> _What to work on_
All the data should come back exactly as it was given.

Figure collection entries
==*==

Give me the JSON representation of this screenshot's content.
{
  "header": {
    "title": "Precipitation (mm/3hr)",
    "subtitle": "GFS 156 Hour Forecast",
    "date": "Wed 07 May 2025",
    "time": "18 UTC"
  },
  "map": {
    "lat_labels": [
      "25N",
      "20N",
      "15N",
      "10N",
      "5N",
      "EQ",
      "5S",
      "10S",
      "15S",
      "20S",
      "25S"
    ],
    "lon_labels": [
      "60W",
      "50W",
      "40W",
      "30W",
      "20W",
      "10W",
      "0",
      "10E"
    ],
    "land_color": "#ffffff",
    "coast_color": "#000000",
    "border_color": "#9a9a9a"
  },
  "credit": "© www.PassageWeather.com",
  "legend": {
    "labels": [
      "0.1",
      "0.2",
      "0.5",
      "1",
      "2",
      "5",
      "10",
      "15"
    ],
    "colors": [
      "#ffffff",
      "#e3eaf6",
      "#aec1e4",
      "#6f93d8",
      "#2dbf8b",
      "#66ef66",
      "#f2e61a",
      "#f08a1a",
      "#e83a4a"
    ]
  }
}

==*==

> _Task response_
Give me the JSON representation of this screenshot's content.
{
  "header": {
    "title": "Precipitation (mm/3hr)",
    "subtitle": "GFS 156 Hour Forecast",
    "date": "Wed 07 May 2025",
    "time": "18 UTC"
  },
  "map": {
    "lat_labels": [
      "25N",
      "20N",
      "15N",
      "10N",
      "5N",
      "EQ",
      "5S",
      "10S",
      "15S",
      "20S",
      "25S"
    ],
    "lon_labels": [
      "60W",
      "50W",
      "40W",
      "30W",
      "20W",
      "10W",
      "0",
      "10E"
    ],
    "land_color": "#ffffff",
    "coast_color": "#000000",
    "border_color": "#9a9a9a"
  },
  "credit": "© www.PassageWeather.com",
  "legend": {
    "labels": [
      "0.1",
      "0.2",
      "0.5",
      "1",
      "2",
      "5",
      "10",
      "15"
    ],
    "colors": [
      "#ffffff",
      "#e3eaf6",
      "#aec1e4",
      "#6f93d8",
      "#2dbf8b",
      "#66ef66",
      "#f2e61a",
      "#f08a1a",
      "#e83a4a"
    ]
  }
}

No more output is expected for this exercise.